The music is unfortunately lost. In the dedication Elisabeth addresses the King : “Presented at your court at the most tender age (this memory will be eternally precious to me), where I had the honor of staying for several years, I have learned, Sire, to consecrate to you all my waking hours. You deigned to appreciate the first fruits of my genius, and you have been pleased to receive more of its productions as well. But these particular signs of my zeal have not been enough for me, and I longed for the happy occasion in which I could bring them before the public. This is what has brought me to make this ballet for the theatre. Women before today have produced excellent works of poetry for the theatre, which have had great success. But until now no woman has tried to set an entire opera to music; and I gain this advantage from my enterprise, that the more it is extraordinary, the more worthy it is of you, Sire...” Elisabeth thus seemed quite conscious of her talent and of the originality, in her era, of being a woman composer.
The first notable work of Elisabeth Jacquet de La Guerre is her pastoral opera Céphale et Procris, on a libretto by Joseph-François Duché de Vancy, performed in 1694, and published by Ballard. After a prologue, traditionally dedicated to the King, the work is comprised of five long acts with ten characters, stuffed with numerous ballets, including a grand passecaille. Very close to Lully in manner, the style of Elisabeth Jacquet de La Guerre possesses a great harmonic mastery and a great freedom in the treatment of recitative, fluid and colorful, which influences the various arias of the work as well.

[Box coordinate listings]
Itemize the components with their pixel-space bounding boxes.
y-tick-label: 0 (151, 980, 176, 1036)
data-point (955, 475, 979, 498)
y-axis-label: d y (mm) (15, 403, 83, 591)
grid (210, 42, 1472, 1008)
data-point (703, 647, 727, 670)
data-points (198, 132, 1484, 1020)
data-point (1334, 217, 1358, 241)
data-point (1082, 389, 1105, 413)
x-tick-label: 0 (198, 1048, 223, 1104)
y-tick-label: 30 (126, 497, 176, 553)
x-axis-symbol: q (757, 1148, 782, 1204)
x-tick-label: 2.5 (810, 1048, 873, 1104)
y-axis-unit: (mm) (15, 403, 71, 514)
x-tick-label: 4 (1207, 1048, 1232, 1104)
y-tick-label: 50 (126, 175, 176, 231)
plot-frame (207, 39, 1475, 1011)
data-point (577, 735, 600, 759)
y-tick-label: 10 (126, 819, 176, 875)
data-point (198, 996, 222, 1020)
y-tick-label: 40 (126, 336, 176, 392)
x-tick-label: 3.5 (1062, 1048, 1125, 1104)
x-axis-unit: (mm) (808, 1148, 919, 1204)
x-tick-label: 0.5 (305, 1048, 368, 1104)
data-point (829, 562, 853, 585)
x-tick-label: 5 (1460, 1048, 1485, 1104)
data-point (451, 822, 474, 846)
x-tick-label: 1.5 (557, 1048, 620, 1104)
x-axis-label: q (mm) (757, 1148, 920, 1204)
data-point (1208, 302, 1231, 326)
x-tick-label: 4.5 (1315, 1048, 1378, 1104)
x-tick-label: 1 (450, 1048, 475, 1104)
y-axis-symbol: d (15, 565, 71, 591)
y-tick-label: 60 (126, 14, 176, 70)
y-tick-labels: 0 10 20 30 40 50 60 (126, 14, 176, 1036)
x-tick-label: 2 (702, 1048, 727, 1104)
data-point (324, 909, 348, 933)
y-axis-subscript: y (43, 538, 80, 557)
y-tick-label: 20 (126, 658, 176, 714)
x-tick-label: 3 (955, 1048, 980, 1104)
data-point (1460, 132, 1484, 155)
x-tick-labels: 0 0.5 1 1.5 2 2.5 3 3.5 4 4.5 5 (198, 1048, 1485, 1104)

▶ [Work required] Transcribe part of the passage on Elisabeth Jacquet de La Guerre, beginning at the words "The first notable" and stopping after the words "work as well.".

▶ [Response for this exercise]
The first notable work of Elisabeth Jacquet de La Guerre is her pastoral opera Céphale et Procris, on a libretto by Joseph-François Duché de Vancy, performed in 1694, and published by Ballard. After a prologue, traditionally dedicated to the King, the work is comprised of five long acts with ten characters, stuffed with numerous ballets, including a grand passecaille. Very close to Lully in manner, the style of Elisabeth Jacquet de La Guerre possesses a great harmonic mastery and a great freedom in the treatment of recitative, fluid and colorful, which influences the various arias of the work as well.